#### PROBLEM DESCRIPTION:
Set down the whole listing verbatim.

#### INPUT RECORDS:
_ _ _ _
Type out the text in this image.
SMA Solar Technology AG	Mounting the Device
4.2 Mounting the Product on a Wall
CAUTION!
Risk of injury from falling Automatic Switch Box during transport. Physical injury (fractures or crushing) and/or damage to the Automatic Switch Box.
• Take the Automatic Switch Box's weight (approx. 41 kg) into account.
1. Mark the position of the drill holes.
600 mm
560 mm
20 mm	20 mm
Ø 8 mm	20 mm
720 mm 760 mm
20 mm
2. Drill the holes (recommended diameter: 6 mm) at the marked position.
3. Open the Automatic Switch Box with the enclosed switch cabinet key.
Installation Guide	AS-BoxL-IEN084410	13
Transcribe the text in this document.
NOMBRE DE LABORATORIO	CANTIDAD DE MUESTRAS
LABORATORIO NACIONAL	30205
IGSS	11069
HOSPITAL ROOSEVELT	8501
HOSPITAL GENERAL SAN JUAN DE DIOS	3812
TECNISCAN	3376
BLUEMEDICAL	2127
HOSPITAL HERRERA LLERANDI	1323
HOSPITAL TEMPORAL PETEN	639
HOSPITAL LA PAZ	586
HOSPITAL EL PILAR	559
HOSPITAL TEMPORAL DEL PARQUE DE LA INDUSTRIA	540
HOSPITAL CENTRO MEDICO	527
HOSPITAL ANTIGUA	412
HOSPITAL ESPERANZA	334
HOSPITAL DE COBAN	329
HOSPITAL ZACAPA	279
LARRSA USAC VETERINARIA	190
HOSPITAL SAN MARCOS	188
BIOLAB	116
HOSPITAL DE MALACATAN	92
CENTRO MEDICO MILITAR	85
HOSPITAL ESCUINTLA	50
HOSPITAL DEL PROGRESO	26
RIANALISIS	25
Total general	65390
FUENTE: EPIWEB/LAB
_ _ _ _
#### SOLUTION FOR THIS TASK:
Type out the text in this image.
SMA Solar Technology AG	Mounting the Device
4.2 Mounting the Product on a Wall
CAUTION!
Risk of injury from falling Automatic Switch Box during transport. Physical injury (fractures or crushing) and/or damage to the Automatic Switch Box.
• Take the Automatic Switch Box's weight (approx. 41 kg) into account.
1. Mark the position of the drill holes.
600 mm
560 mm
20 mm	20 mm
Ø 8 mm	20 mm
720 mm 760 mm
20 mm
2. Drill the holes (recommended diameter: 6 mm) at the marked position.
3. Open the Automatic Switch Box with the enclosed switch cabinet key.
Installation Guide	AS-BoxL-IEN084410	13
Transcribe the text in this document.
NOMBRE DE LABORATORIO	CANTIDAD DE MUESTRAS
LABORATORIO NACIONAL	30205
IGSS	11069
HOSPITAL ROOSEVELT	8501
HOSPITAL GENERAL SAN JUAN DE DIOS	3812
TECNISCAN	3376
BLUEMEDICAL	2127
HOSPITAL HERRERA LLERANDI	1323
HOSPITAL TEMPORAL PETEN	639
HOSPITAL LA PAZ	586
HOSPITAL EL PILAR	559
HOSPITAL TEMPORAL DEL PARQUE DE LA INDUSTRIA	540
HOSPITAL CENTRO MEDICO	527
HOSPITAL ANTIGUA	412
HOSPITAL ESPERANZA	334
HOSPITAL DE COBAN	329
HOSPITAL ZACAPA	279
LARRSA USAC VETERINARIA	190
HOSPITAL SAN MARCOS	188
BIOLAB	116
HOSPITAL DE MALACATAN	92
CENTRO MEDICO MILITAR	85
HOSPITAL ESCUINTLA	50
HOSPITAL DEL PROGRESO	26
RIANALISIS	25
Total general	65390
FUENTE: EPIWEB/LAB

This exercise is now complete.